START

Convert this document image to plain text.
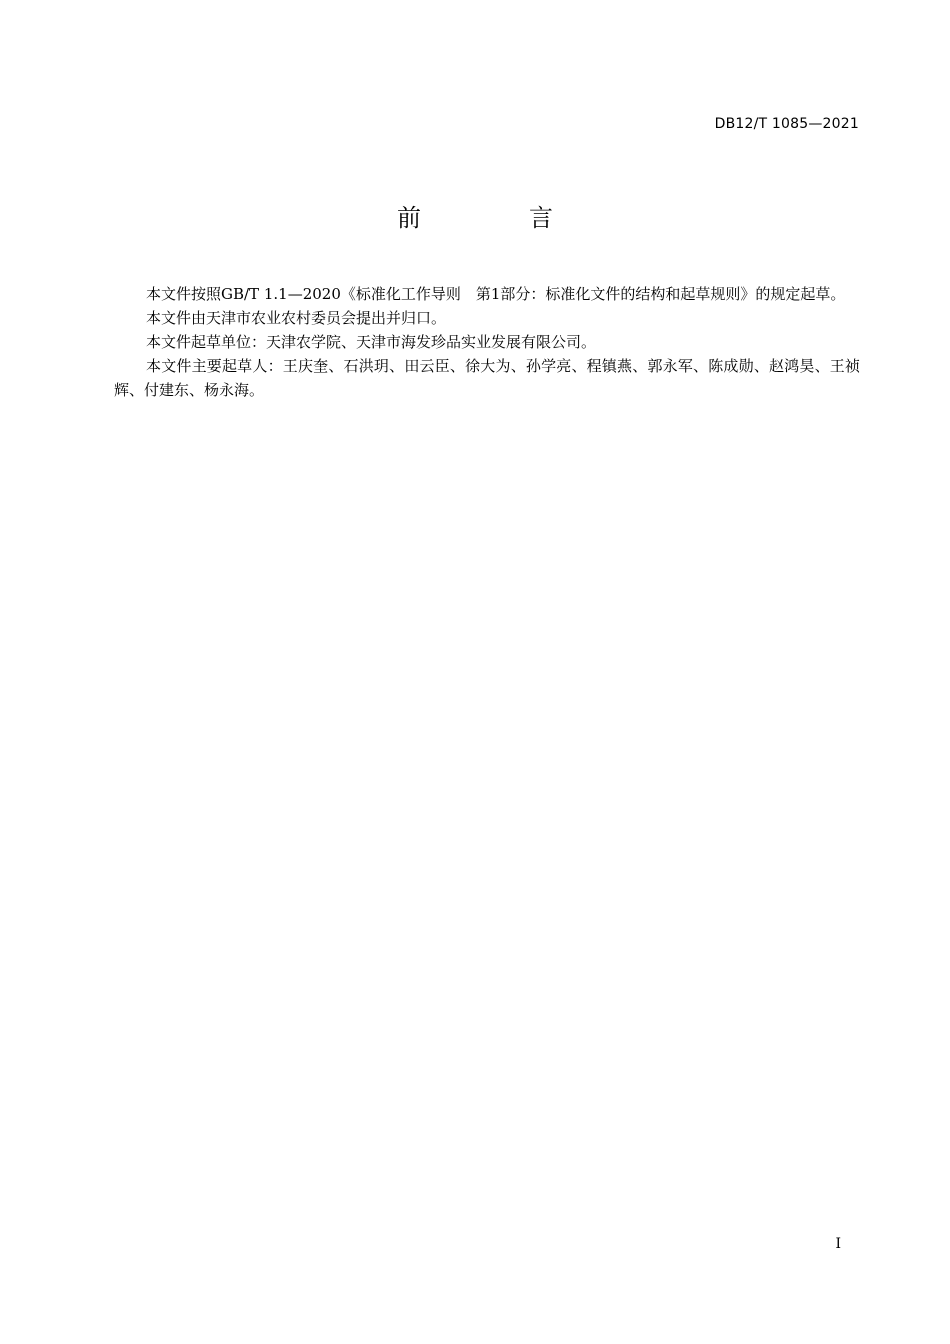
DB12/T 1085—2021
前　言

本文件按照GB/T 1.1—2020《标准化工作导则　第1部分：标准化文件的结构和起草规则》的规定起草。

本文件由天津市农业农村委员会提出并归口。

本文件起草单位：天津农学院、天津市海发珍品实业发展有限公司。

本文件主要起草人：王庆奎、石洪玥、田云臣、徐大为、孙学亮、程镇燕、郭永军、陈成勋、赵鸿昊、王祯辉、付建东、杨永海。

I
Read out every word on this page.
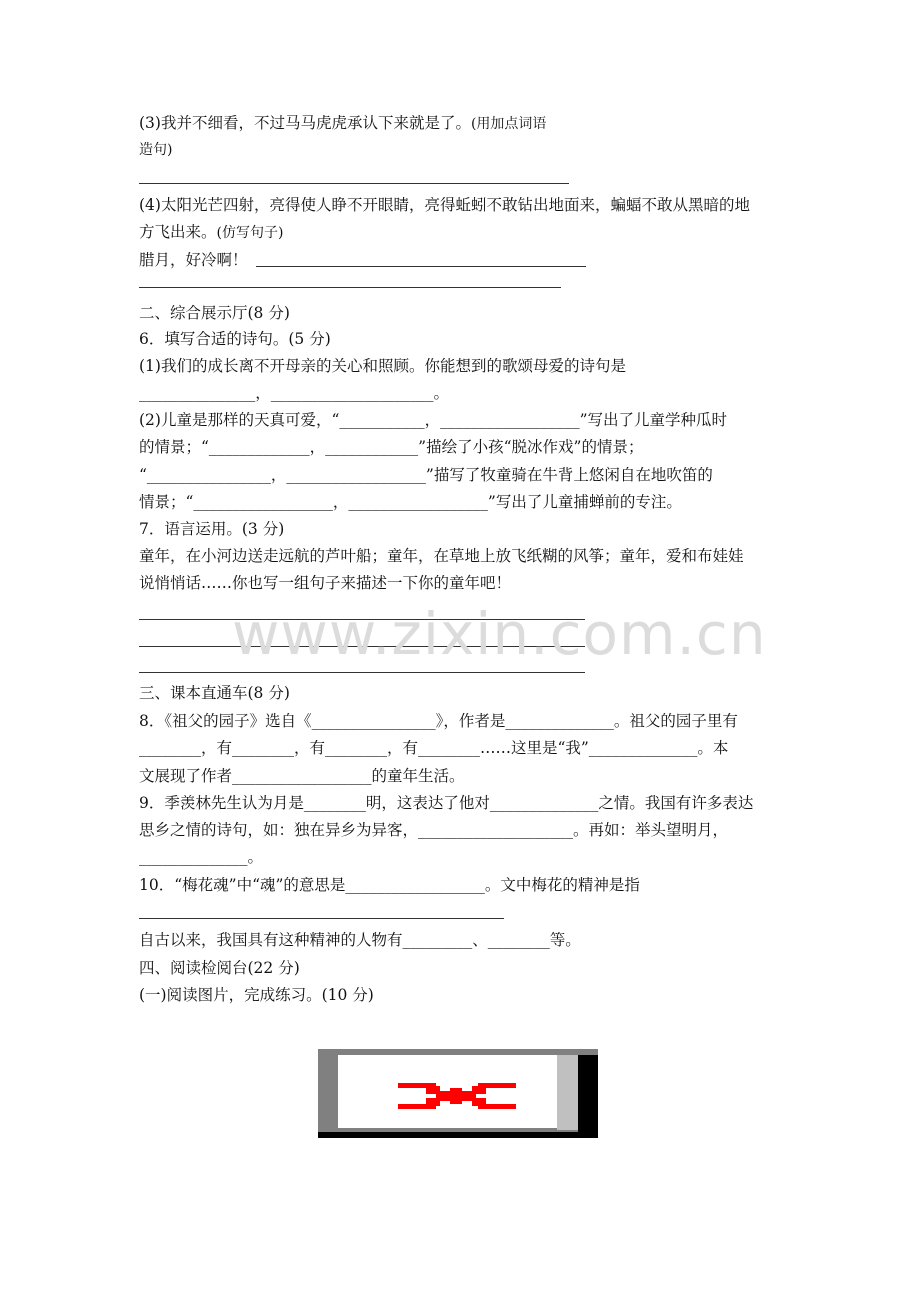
(3)我并不细看，不过马马虎虎承认下来就是了。(用加点词语
造句)
(4)太阳光芒四射，亮得使人睁不开眼睛，亮得蚯蚓不敢钻出地面来，蝙蝠不敢从黑暗的地
方飞出来。(仿写句子)
腊月，好冷啊！
二、综合展示厅(8 分)
6．填写合适的诗句。(5 分)
(1)我们的成长离不开母亲的关心和照顾。你能想到的歌颂母爱的诗句是
_______________，_____________________。
(2)儿童是那样的天真可爱，“___________，__________________”写出了儿童学种瓜时
的情景；“_____________，____________”描绘了小孩“脱冰作戏”的情景；
“________________，__________________”描写了牧童骑在牛背上悠闲自在地吹笛的
情景；“__________________，__________________”写出了儿童捕蝉前的专注。
7．语言运用。(3 分)
童年，在小河边送走远航的芦叶船；童年，在草地上放飞纸糊的风筝；童年，爱和布娃娃
说悄悄话……你也写一组句子来描述一下你的童年吧！
www.zixin.com.cn
三、课本直通车(8 分)
8．《祖父的园子》选自《________________》，作者是______________。祖父的园子里有
________，有________，有________，有________……这里是“我”______________。本
文展现了作者__________________的童年生活。
9．季羡林先生认为月是________明，这表达了他对______________之情。我国有许多表达
思乡之情的诗句，如：独在异乡为异客，____________________。再如：举头望明月，
______________。
10．“梅花魂”中“魂”的意思是__________________。文中梅花的精神是指
自古以来，我国具有这种精神的人物有_________、________等。
四、阅读检阅台(22 分)
(一)阅读图片，完成练习。(10 分)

END

### [Do this]
Keep the pictures out and write out the records exactly.

### [Answer below]
Convert this document image to plain text.
DB12/T 1085—2021
前　言

本文件按照GB/T 1.1—2020《标准化工作导则　第1部分：标准化文件的结构和起草规则》的规定起草。

本文件由天津市农业农村委员会提出并归口。

本文件起草单位：天津农学院、天津市海发珍品实业发展有限公司。

本文件主要起草人：王庆奎、石洪玥、田云臣、徐大为、孙学亮、程镇燕、郭永军、陈成勋、赵鸿昊、王祯辉、付建东、杨永海。

I
Read out every word on this page.
(3)我并不细看，不过马马虎虎承认下来就是了。(用加点词语
造句)
(4)太阳光芒四射，亮得使人睁不开眼睛，亮得蚯蚓不敢钻出地面来，蝙蝠不敢从黑暗的地
方飞出来。(仿写句子)
腊月，好冷啊！
二、综合展示厅(8 分)
6．填写合适的诗句。(5 分)
(1)我们的成长离不开母亲的关心和照顾。你能想到的歌颂母爱的诗句是
_______________，_____________________。
(2)儿童是那样的天真可爱，“___________，__________________”写出了儿童学种瓜时
的情景；“_____________，____________”描绘了小孩“脱冰作戏”的情景；
“________________，__________________”描写了牧童骑在牛背上悠闲自在地吹笛的
情景；“__________________，__________________”写出了儿童捕蝉前的专注。
7．语言运用。(3 分)
童年，在小河边送走远航的芦叶船；童年，在草地上放飞纸糊的风筝；童年，爱和布娃娃
说悄悄话……你也写一组句子来描述一下你的童年吧！
www.zixin.com.cn
三、课本直通车(8 分)
8．《祖父的园子》选自《________________》，作者是______________。祖父的园子里有
________，有________，有________，有________……这里是“我”______________。本
文展现了作者__________________的童年生活。
9．季羡林先生认为月是________明，这表达了他对______________之情。我国有许多表达
思乡之情的诗句，如：独在异乡为异客，____________________。再如：举头望明月，
______________。
10．“梅花魂”中“魂”的意思是__________________。文中梅花的精神是指
自古以来，我国具有这种精神的人物有_________、________等。
四、阅读检阅台(22 分)
(一)阅读图片，完成练习。(10 分)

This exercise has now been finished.